STATED EXERCISE. Copy out each line that includes the word "Zobacz".

━━━ DATA EXTRACT ━━━

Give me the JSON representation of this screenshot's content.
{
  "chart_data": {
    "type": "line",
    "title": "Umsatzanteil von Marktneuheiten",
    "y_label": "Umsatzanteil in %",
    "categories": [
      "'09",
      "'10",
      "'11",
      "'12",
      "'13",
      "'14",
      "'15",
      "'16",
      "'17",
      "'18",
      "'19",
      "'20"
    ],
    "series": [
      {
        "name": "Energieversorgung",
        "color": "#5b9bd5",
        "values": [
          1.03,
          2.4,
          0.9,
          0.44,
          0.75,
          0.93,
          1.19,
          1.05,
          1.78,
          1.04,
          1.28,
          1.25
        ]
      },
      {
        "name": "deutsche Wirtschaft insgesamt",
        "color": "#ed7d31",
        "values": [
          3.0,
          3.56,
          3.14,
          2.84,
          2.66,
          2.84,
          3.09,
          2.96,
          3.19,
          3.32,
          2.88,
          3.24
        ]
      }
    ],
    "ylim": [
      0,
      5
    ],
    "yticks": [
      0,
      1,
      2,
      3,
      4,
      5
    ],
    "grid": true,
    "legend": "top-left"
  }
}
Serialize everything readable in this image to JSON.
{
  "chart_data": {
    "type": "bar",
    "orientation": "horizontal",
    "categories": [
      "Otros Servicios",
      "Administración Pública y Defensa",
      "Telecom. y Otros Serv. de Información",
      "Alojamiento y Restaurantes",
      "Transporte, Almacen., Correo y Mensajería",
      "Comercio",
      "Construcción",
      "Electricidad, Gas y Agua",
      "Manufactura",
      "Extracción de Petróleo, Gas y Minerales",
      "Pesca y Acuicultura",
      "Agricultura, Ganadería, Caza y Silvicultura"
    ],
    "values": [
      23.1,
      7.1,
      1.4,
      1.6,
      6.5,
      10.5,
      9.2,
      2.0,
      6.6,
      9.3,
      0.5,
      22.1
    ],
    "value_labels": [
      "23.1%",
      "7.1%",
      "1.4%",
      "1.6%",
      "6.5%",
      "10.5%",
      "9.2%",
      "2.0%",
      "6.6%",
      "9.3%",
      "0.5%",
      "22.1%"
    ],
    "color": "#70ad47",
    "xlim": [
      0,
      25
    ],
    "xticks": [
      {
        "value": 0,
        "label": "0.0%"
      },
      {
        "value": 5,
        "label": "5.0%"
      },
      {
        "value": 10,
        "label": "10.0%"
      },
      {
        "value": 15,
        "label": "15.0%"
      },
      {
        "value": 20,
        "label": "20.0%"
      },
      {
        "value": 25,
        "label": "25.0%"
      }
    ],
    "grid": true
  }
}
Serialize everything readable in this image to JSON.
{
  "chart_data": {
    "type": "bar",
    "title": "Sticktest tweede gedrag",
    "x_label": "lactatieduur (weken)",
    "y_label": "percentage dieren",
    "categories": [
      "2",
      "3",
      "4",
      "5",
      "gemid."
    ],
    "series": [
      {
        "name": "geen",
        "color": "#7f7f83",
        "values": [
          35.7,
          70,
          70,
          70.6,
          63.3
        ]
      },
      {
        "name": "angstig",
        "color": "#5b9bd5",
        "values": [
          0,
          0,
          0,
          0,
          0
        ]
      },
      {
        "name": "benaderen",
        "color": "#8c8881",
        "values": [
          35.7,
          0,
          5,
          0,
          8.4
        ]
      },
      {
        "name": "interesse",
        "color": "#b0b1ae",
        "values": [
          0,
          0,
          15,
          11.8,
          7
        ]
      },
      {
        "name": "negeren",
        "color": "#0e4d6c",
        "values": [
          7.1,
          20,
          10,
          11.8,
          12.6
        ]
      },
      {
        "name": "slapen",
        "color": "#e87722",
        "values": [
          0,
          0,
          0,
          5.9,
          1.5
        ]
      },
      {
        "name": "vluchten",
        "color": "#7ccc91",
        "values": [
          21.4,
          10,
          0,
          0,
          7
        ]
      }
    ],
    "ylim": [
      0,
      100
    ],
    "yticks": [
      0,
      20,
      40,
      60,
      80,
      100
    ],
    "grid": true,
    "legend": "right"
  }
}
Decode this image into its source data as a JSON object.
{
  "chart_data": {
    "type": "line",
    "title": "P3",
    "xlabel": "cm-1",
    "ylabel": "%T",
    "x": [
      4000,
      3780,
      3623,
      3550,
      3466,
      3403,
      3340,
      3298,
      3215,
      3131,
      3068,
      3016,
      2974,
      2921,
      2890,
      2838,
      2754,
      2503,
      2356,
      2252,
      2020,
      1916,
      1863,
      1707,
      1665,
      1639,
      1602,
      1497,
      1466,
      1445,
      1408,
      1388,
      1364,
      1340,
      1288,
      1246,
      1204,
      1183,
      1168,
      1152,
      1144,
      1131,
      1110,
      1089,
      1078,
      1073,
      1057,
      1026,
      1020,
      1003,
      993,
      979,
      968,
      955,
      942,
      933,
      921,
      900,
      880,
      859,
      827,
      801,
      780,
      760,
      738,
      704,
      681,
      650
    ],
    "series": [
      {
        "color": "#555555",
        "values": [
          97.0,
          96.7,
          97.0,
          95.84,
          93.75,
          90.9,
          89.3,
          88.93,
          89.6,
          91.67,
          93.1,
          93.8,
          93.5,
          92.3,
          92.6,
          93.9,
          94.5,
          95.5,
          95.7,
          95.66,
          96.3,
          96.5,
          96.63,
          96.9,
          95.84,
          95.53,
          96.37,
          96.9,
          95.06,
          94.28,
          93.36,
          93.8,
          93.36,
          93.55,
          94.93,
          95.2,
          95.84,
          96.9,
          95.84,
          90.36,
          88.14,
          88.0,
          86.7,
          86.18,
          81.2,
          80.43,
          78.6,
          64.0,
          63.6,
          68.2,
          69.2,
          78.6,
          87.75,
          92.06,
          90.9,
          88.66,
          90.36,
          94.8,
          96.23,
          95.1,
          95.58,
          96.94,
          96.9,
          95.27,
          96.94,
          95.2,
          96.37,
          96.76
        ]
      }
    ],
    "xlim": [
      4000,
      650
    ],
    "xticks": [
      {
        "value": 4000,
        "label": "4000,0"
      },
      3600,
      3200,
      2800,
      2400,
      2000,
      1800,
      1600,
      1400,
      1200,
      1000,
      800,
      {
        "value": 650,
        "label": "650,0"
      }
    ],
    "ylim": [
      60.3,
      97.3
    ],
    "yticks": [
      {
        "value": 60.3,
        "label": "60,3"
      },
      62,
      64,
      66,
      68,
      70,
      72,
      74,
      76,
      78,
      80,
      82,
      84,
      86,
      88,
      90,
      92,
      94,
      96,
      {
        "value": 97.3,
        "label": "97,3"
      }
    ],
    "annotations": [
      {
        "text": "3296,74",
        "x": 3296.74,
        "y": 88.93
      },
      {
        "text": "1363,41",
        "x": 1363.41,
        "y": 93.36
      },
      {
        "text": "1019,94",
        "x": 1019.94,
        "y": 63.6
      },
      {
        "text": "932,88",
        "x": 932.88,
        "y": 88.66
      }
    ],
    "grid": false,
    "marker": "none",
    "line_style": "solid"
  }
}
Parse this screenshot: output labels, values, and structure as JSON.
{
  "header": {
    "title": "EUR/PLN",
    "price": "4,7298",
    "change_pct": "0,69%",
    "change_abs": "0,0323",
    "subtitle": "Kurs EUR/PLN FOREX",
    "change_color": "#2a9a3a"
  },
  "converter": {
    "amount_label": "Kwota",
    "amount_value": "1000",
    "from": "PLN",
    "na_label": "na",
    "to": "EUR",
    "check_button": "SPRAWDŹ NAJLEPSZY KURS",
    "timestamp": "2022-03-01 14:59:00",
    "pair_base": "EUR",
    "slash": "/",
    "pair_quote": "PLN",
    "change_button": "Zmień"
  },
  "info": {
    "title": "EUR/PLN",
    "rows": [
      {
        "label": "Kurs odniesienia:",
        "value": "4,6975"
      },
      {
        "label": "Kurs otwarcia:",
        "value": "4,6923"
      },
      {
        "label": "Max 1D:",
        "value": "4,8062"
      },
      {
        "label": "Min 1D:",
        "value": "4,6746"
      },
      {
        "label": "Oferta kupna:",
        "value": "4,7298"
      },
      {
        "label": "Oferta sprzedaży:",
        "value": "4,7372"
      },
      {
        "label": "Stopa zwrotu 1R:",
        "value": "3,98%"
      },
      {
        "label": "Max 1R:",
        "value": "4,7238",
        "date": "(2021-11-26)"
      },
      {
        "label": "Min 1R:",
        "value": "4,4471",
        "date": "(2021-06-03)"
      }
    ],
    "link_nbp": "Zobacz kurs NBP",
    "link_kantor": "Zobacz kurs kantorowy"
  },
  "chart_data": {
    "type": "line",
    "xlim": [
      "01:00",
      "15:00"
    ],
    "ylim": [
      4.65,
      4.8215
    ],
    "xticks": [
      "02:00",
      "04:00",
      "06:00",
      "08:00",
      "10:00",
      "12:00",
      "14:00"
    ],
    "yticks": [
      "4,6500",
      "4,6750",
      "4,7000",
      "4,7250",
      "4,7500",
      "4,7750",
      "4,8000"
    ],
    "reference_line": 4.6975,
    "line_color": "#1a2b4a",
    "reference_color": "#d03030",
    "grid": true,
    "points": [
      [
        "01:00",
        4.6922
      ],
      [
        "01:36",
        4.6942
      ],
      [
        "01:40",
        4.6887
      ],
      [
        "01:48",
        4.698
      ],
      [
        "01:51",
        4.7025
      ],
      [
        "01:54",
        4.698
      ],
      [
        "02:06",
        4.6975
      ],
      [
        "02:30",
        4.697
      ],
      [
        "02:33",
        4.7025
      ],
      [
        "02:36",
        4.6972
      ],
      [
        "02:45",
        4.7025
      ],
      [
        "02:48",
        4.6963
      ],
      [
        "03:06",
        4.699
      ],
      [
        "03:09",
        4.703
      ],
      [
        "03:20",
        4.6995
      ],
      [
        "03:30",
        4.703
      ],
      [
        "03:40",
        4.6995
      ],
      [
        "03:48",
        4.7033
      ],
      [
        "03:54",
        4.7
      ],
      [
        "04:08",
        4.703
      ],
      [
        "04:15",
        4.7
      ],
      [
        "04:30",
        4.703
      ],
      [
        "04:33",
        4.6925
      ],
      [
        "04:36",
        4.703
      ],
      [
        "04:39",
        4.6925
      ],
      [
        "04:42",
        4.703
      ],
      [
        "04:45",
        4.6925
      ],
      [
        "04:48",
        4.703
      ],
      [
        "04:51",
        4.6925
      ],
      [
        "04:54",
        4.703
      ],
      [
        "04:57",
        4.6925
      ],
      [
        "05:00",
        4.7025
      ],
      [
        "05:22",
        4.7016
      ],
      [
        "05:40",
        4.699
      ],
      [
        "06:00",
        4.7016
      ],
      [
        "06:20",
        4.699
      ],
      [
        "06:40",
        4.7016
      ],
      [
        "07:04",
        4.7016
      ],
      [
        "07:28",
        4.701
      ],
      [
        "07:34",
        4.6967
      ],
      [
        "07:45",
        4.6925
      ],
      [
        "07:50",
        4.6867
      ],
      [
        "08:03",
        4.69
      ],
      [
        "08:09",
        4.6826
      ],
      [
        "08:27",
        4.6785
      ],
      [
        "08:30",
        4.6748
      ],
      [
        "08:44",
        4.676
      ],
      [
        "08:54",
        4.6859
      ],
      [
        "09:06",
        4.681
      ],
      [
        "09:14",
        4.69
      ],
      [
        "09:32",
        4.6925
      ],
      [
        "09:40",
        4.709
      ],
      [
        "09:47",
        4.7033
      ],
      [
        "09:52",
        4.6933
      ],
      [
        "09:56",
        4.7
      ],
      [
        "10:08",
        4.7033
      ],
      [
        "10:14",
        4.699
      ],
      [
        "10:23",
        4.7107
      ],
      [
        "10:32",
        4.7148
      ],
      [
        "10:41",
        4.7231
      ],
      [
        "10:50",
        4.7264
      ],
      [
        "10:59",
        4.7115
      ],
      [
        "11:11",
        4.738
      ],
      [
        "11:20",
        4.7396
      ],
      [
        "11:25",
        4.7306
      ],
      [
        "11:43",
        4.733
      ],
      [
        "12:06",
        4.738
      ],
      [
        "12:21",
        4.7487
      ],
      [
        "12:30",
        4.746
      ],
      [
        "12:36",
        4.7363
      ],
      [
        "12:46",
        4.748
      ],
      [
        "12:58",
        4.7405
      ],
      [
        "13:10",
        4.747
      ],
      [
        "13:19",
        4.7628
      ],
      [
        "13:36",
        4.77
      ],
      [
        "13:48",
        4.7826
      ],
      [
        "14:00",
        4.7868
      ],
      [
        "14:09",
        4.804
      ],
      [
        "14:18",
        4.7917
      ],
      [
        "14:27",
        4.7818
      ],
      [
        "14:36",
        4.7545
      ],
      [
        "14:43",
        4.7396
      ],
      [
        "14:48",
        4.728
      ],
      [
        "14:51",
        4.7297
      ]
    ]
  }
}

━━━

RESPONSE TO THIS EXERCISE.
    "link_nbp": "Zobacz kurs NBP",
    "link_kantor": "Zobacz kurs kantorowy"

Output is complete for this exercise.